[A run of records]
>>>>>
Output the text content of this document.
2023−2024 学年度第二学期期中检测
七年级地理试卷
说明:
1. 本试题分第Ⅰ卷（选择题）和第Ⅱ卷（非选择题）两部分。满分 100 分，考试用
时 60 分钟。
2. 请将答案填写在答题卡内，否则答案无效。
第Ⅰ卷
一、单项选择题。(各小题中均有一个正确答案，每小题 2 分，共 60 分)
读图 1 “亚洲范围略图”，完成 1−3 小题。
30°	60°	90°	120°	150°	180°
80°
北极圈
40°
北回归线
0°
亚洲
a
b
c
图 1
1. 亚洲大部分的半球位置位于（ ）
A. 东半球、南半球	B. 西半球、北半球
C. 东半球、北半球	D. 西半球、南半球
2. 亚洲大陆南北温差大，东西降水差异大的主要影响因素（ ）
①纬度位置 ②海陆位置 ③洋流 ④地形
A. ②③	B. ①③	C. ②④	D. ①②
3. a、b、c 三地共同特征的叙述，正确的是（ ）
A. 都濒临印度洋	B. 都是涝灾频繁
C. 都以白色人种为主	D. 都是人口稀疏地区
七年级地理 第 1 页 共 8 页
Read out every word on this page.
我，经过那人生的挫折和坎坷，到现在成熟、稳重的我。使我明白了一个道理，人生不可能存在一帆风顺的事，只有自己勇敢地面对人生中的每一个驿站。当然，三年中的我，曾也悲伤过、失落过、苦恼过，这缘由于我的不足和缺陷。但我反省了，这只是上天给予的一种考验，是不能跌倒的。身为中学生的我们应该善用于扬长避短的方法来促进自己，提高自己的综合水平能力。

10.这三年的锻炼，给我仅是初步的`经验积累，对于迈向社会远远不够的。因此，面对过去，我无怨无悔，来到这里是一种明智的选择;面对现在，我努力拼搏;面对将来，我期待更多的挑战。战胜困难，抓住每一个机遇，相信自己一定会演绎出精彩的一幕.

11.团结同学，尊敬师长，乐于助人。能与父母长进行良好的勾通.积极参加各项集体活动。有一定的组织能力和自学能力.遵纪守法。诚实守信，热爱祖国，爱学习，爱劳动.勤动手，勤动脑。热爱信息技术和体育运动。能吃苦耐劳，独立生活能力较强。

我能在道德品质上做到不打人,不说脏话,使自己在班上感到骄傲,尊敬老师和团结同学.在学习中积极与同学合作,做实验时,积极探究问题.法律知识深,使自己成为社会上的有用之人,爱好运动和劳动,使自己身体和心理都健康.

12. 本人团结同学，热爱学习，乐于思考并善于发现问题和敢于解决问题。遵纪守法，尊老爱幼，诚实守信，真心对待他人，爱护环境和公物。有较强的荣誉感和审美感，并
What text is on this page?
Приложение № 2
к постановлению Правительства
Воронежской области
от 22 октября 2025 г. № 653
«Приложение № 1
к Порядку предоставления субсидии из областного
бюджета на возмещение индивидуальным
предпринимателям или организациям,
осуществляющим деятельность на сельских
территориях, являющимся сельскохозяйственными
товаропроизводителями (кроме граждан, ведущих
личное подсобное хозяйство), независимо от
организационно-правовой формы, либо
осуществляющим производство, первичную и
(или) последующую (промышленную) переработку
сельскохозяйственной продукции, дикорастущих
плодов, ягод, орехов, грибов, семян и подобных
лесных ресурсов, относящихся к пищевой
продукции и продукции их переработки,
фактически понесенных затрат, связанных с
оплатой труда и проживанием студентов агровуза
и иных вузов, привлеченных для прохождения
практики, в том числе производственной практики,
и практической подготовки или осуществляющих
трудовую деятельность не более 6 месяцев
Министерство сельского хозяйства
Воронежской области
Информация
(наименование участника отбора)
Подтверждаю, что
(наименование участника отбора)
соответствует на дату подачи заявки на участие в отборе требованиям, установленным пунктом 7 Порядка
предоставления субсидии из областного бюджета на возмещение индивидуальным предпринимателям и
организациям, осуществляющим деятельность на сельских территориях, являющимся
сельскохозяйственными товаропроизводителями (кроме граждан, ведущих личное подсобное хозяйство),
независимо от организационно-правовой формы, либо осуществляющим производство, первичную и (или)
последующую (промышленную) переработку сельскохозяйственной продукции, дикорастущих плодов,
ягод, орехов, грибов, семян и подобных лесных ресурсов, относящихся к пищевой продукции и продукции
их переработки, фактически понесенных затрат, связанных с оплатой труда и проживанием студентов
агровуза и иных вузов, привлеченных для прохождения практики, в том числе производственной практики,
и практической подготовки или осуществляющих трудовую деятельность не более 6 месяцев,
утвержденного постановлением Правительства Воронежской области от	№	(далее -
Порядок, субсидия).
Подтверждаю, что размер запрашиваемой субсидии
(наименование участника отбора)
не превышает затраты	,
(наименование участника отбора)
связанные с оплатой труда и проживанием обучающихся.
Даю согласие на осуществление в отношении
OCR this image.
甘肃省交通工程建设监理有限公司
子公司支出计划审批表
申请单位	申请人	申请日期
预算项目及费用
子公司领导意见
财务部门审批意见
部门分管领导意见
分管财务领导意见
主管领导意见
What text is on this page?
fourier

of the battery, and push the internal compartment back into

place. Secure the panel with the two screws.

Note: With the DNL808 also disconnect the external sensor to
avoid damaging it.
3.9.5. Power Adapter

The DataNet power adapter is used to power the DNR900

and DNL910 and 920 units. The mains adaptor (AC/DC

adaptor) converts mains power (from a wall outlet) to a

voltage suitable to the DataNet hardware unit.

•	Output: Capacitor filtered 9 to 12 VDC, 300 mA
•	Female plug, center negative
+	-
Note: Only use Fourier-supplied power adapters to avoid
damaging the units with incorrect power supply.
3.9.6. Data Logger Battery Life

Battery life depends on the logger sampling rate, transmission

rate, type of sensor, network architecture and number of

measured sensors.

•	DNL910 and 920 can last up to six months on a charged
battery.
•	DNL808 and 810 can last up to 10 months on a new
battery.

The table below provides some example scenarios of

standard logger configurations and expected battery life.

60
<<<<<
Work to complete: Out of the preceding entries, pull every line containing the string "продукции".

Reply:
сельскохозяйственной продукции, дикорастущих
продукции и продукции их переработки,
последующую (промышленную) переработку сельскохозяйственной продукции, дикорастущих плодов,
ягод, орехов, грибов, семян и подобных лесных ресурсов, относящихся к пищевой продукции и продукции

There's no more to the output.